Task description: Which lines hold the word "ISCCP"? Show each of them.

Records from a collection of figures:

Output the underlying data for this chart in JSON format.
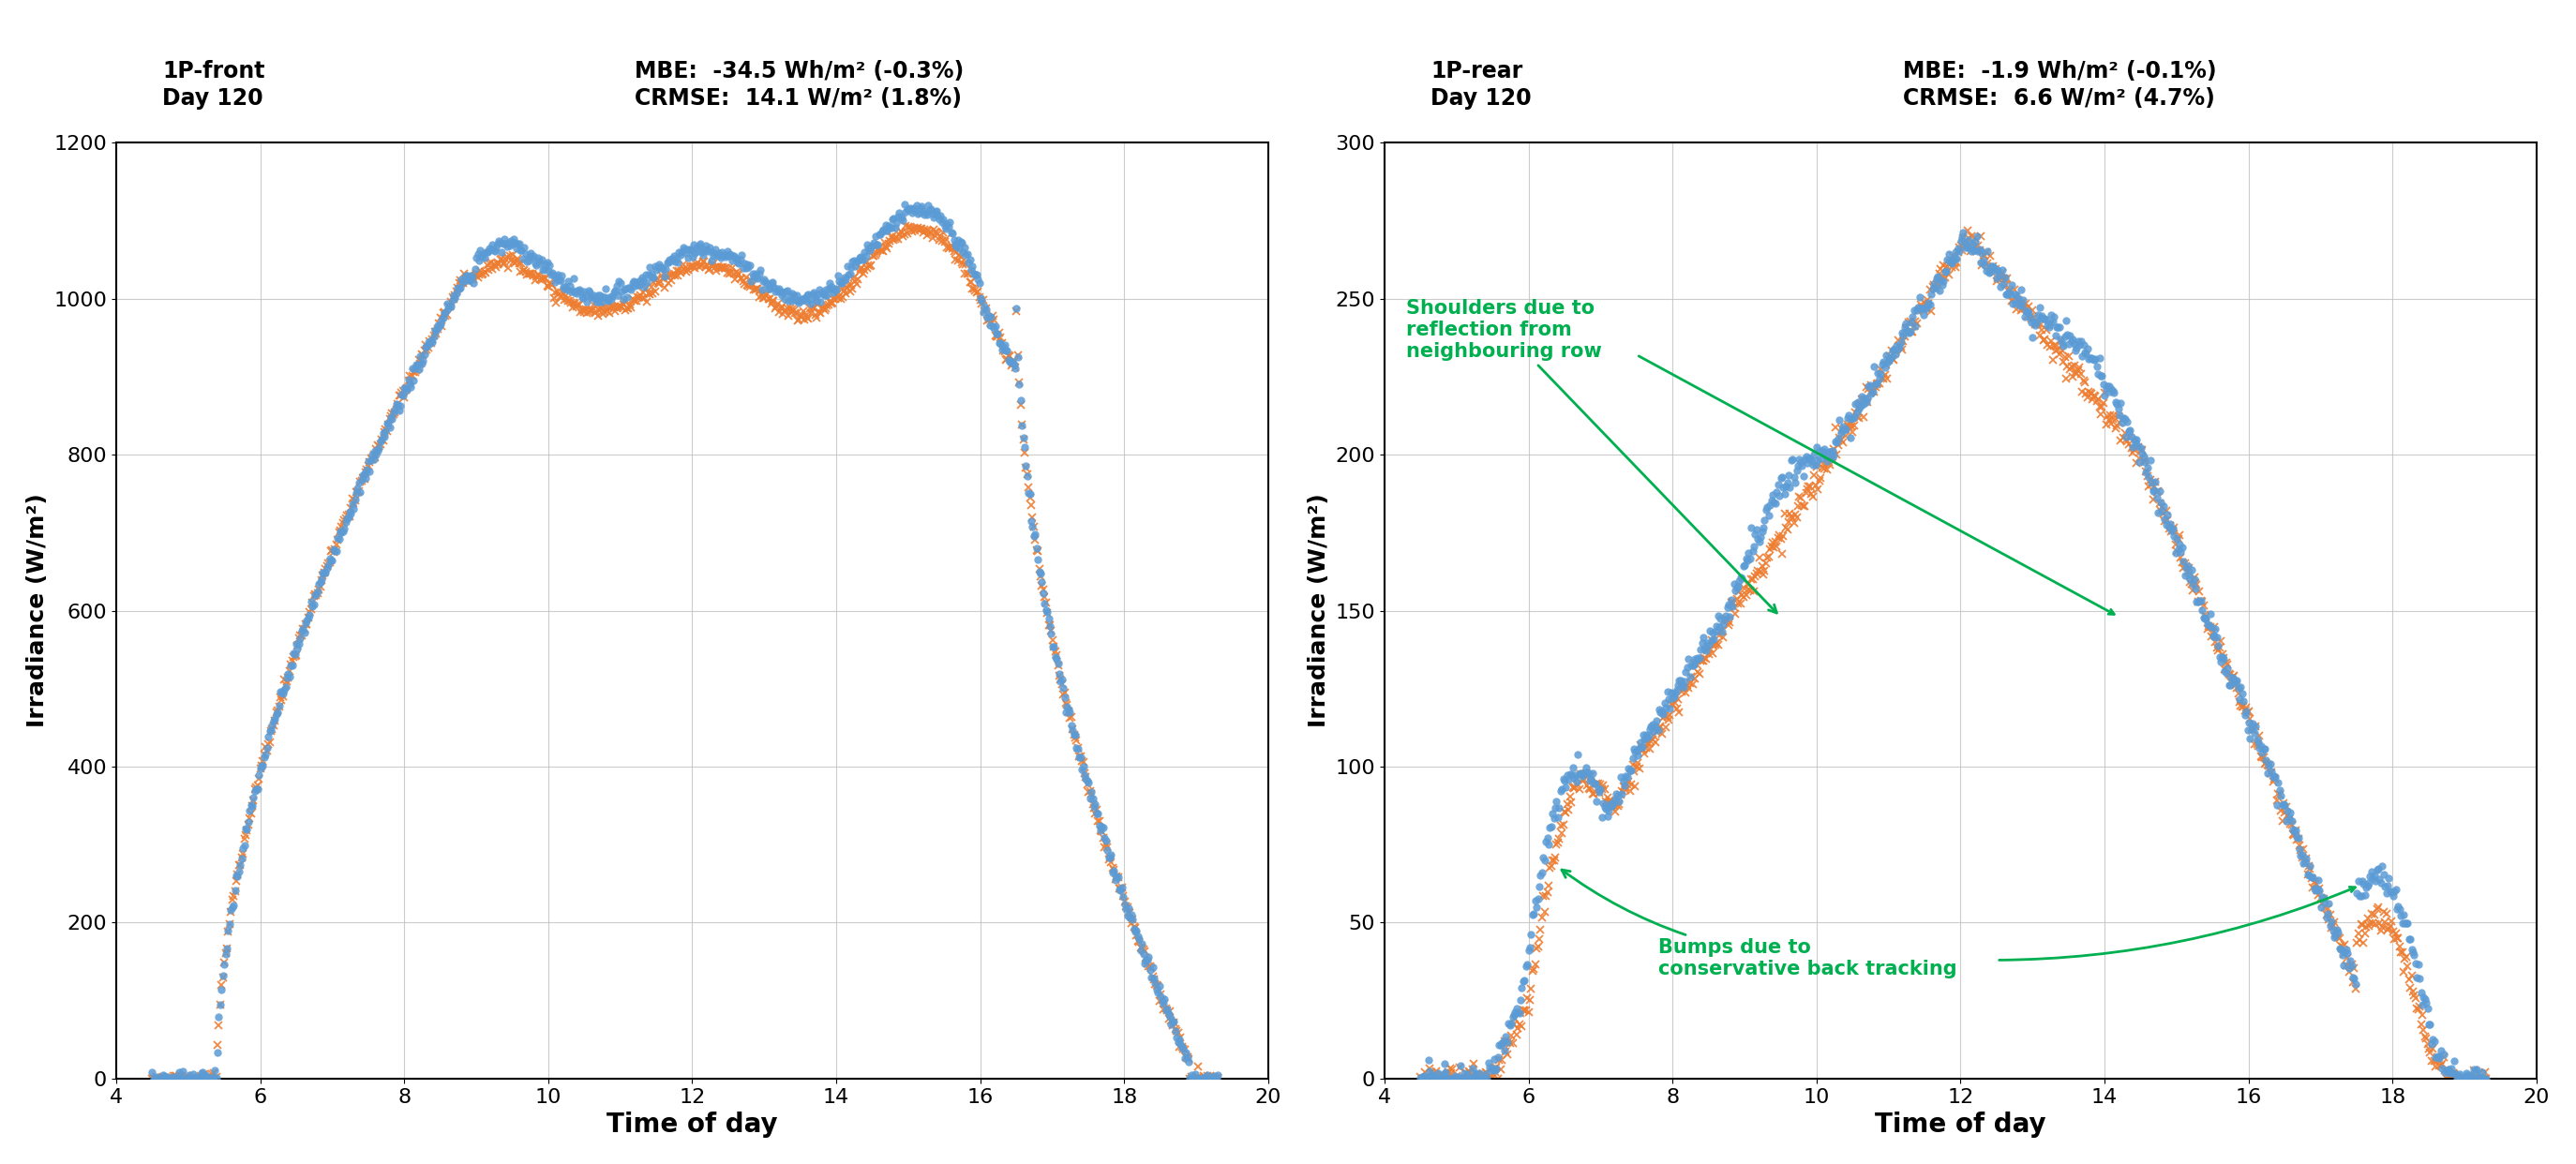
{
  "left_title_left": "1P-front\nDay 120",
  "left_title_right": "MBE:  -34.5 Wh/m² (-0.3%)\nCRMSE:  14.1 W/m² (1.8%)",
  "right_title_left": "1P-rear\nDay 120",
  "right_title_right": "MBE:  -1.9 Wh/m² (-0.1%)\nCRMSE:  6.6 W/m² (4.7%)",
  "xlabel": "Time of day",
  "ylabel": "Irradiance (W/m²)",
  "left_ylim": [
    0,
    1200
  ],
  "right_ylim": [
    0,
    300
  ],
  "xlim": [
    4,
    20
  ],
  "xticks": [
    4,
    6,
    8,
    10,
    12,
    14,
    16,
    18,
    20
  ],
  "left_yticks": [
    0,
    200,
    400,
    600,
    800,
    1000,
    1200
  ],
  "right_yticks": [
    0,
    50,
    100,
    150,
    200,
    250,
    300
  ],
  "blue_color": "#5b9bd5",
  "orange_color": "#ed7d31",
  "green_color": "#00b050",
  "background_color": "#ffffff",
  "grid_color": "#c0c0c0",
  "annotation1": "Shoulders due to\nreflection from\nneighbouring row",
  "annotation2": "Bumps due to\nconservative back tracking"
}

==

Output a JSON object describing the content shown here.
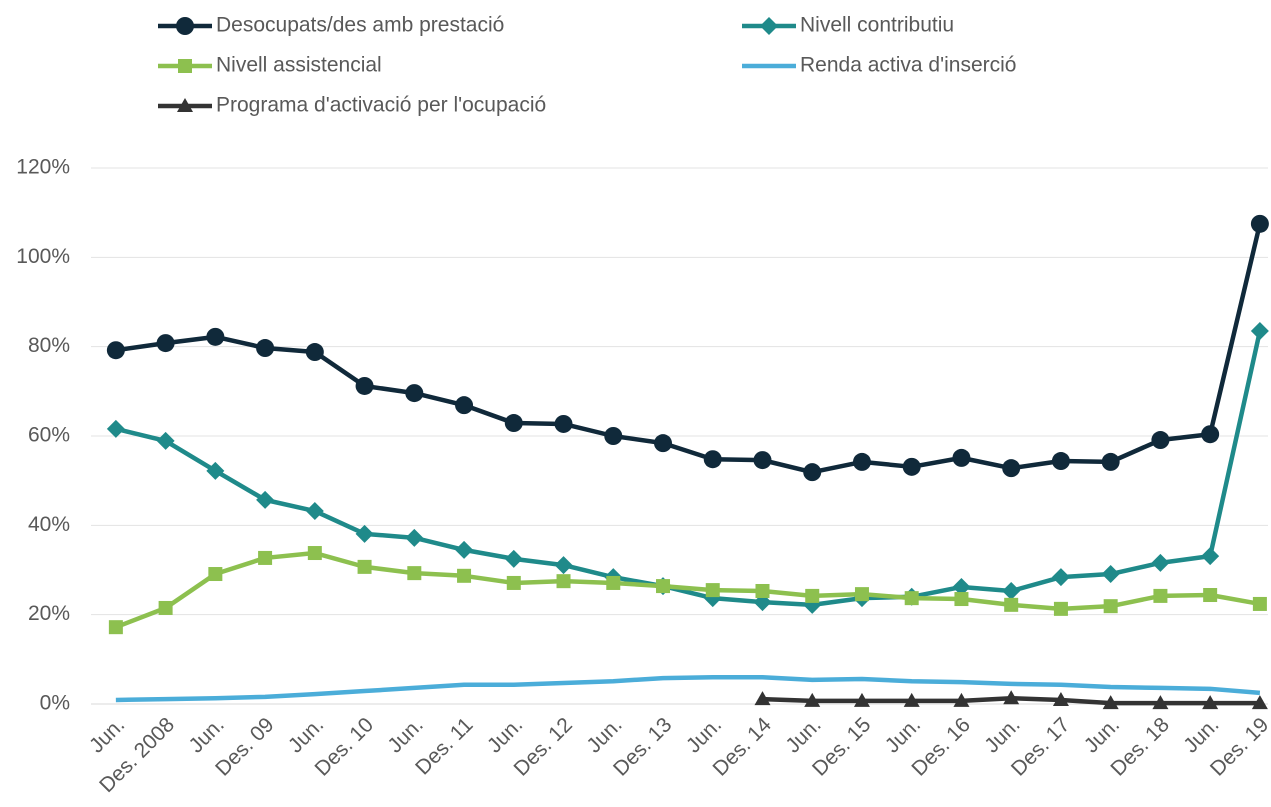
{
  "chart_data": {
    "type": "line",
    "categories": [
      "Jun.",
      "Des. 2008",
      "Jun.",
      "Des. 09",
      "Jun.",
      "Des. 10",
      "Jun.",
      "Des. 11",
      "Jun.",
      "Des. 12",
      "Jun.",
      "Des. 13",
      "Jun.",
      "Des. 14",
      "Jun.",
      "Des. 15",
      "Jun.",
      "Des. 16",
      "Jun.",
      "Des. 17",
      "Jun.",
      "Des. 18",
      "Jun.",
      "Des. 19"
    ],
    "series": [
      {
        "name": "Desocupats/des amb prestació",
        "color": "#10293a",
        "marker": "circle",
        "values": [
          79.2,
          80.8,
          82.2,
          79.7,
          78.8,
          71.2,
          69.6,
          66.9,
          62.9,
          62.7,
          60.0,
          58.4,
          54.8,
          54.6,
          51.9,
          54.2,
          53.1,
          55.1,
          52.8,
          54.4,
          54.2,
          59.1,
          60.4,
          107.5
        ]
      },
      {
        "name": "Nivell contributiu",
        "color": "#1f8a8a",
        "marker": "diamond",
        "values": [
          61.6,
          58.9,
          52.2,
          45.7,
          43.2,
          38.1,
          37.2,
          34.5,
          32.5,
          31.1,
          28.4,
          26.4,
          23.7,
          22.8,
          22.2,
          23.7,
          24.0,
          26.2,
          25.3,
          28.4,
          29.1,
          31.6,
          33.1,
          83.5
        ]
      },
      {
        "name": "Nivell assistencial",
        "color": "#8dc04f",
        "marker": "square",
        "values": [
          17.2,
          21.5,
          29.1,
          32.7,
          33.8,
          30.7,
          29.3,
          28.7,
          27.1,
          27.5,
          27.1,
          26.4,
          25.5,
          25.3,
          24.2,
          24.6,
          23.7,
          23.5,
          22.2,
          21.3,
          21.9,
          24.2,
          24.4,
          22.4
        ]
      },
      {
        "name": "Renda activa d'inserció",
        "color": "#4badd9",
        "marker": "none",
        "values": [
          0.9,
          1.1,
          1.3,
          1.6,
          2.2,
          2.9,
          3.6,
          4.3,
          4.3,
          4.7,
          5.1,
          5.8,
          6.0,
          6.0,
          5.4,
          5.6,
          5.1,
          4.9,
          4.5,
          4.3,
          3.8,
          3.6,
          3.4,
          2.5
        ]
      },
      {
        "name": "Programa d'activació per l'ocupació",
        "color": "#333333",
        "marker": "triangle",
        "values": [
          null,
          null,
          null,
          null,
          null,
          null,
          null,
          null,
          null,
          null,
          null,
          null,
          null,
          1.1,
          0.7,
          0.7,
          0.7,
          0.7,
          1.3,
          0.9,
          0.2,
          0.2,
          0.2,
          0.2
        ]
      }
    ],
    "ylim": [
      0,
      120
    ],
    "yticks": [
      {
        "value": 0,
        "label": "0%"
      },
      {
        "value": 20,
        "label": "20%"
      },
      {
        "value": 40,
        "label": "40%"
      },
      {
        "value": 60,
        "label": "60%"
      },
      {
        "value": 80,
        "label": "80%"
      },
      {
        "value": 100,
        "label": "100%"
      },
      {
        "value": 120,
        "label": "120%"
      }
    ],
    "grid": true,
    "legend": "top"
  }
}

==

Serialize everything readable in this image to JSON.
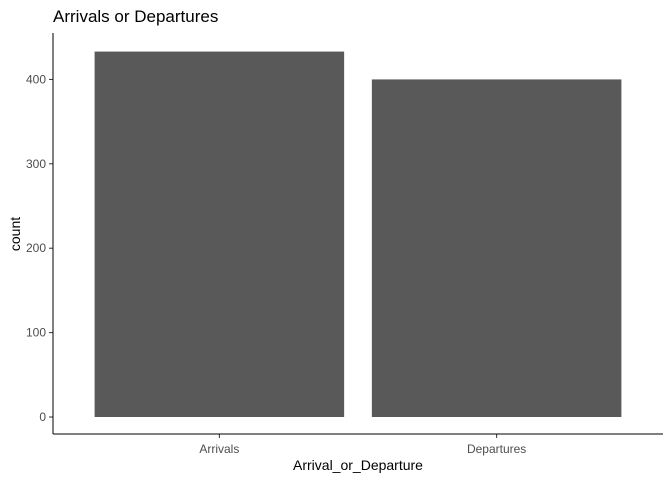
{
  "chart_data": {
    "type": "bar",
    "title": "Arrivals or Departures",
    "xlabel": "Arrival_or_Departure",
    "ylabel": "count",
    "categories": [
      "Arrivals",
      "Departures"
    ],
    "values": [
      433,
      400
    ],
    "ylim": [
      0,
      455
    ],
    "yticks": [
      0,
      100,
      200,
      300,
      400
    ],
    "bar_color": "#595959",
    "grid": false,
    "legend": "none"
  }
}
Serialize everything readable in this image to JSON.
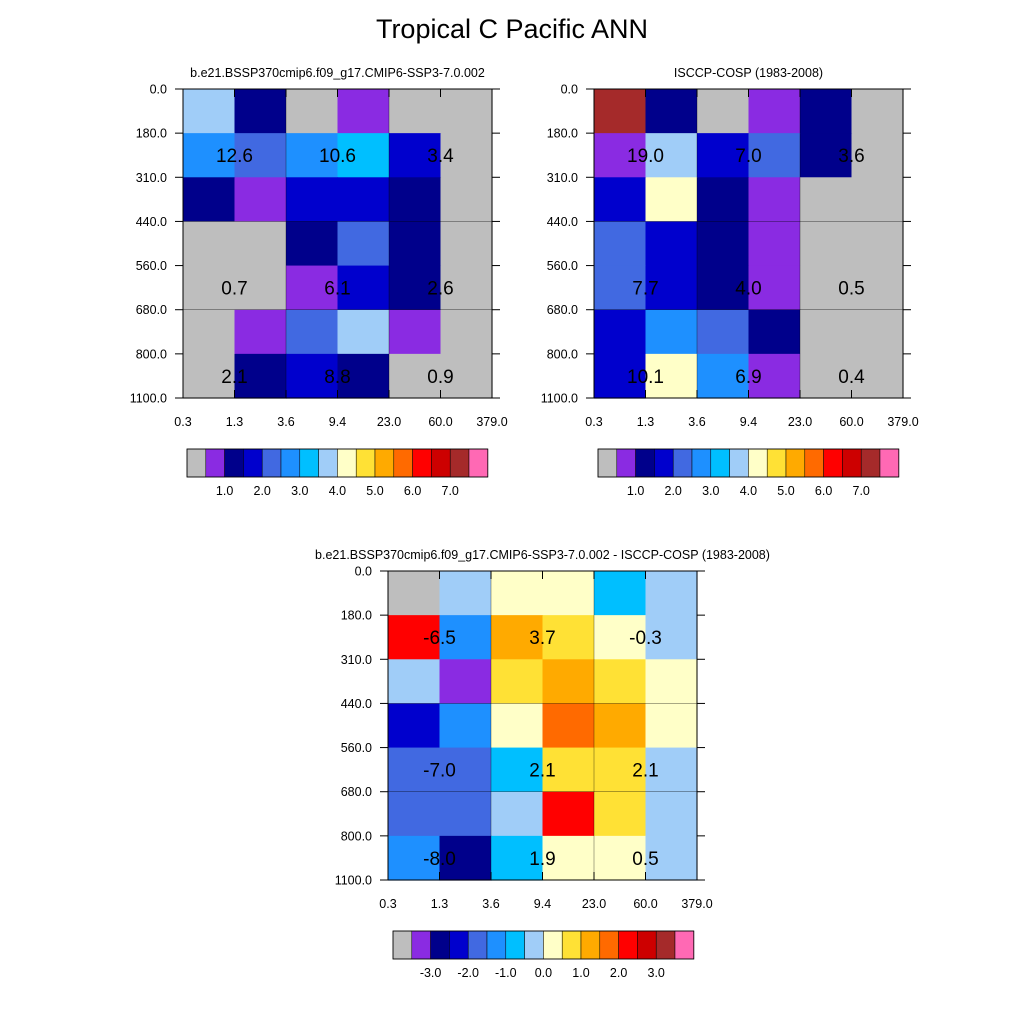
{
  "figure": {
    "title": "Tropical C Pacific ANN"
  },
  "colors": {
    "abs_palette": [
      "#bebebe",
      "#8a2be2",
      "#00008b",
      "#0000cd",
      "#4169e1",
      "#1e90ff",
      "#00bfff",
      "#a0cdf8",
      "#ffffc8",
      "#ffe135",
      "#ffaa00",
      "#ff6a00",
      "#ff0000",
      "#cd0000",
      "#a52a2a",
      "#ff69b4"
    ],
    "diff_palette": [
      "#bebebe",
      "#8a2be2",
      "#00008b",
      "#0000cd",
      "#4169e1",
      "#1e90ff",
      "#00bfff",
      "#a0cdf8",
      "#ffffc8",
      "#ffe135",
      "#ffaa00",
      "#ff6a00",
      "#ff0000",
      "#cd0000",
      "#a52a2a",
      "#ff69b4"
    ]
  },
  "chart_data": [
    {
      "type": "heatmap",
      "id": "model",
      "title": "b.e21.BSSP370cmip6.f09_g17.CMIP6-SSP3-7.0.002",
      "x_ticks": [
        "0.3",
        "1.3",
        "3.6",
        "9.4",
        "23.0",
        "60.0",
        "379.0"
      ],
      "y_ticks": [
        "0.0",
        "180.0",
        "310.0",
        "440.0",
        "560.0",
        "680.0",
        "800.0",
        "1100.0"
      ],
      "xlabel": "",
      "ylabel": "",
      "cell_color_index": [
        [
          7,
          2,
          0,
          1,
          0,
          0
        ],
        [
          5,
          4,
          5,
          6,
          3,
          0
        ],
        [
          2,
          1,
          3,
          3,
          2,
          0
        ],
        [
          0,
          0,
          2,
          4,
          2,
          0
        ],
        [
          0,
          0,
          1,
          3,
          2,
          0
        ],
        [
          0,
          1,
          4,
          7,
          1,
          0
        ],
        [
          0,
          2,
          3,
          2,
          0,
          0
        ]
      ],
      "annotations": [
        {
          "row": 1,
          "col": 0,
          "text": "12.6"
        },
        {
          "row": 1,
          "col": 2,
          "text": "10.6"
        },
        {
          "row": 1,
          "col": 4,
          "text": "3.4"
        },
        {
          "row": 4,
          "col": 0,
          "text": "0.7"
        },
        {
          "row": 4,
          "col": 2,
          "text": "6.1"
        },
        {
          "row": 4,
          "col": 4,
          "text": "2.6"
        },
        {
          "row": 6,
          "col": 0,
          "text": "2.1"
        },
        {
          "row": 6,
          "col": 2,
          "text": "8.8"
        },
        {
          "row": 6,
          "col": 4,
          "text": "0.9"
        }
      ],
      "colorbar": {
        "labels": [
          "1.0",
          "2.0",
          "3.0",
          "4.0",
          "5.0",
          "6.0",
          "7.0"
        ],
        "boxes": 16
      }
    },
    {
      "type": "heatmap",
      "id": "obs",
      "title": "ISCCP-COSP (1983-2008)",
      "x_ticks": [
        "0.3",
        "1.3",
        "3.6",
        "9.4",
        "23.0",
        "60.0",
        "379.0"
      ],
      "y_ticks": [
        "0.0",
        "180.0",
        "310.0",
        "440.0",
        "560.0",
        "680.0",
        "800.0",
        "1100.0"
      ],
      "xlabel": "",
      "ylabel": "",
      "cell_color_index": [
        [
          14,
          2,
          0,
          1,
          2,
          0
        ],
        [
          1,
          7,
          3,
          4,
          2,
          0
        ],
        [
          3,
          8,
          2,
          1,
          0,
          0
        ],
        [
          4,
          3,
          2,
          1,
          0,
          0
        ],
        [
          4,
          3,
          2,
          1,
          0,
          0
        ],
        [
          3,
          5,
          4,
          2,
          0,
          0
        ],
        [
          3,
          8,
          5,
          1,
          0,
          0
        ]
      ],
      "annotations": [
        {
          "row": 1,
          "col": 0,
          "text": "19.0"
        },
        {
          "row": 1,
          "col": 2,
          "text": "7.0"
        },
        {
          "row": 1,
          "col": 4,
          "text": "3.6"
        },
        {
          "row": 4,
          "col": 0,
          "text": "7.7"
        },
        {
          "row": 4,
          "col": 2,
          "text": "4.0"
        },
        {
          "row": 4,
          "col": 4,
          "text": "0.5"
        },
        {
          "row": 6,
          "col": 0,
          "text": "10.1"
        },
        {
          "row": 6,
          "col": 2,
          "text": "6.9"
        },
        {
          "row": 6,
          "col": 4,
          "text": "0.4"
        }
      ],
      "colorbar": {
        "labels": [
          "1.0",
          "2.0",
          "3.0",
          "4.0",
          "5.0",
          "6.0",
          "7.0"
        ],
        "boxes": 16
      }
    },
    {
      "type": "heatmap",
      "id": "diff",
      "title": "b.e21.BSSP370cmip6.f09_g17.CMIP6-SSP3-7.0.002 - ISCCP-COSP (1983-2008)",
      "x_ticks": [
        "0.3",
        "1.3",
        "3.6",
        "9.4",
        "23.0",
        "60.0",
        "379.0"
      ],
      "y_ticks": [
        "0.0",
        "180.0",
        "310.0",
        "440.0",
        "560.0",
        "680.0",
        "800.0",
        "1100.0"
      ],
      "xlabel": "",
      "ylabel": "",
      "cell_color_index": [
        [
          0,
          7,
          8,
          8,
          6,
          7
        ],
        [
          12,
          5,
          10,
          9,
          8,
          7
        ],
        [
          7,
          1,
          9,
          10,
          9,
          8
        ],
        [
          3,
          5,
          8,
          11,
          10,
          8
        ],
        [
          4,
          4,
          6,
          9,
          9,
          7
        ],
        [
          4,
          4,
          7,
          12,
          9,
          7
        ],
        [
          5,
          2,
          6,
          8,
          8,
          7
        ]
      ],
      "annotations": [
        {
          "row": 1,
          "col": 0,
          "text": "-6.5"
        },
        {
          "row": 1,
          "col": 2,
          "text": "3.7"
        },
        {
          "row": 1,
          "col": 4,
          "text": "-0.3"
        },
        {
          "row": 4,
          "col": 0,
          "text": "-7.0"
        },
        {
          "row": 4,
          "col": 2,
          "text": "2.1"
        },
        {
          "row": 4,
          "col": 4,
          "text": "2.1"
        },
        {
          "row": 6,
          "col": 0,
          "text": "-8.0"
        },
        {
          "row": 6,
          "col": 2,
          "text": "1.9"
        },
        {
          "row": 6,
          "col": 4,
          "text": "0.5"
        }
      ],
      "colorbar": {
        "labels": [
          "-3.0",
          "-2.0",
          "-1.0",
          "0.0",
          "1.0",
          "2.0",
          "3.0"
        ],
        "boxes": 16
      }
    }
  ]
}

Answer in full:
      "title": "ISCCP-COSP (1983-2008)",
      "title": "b.e21.BSSP370cmip6.f09_g17.CMIP6-SSP3-7.0.002 - ISCCP-COSP (1983-2008)",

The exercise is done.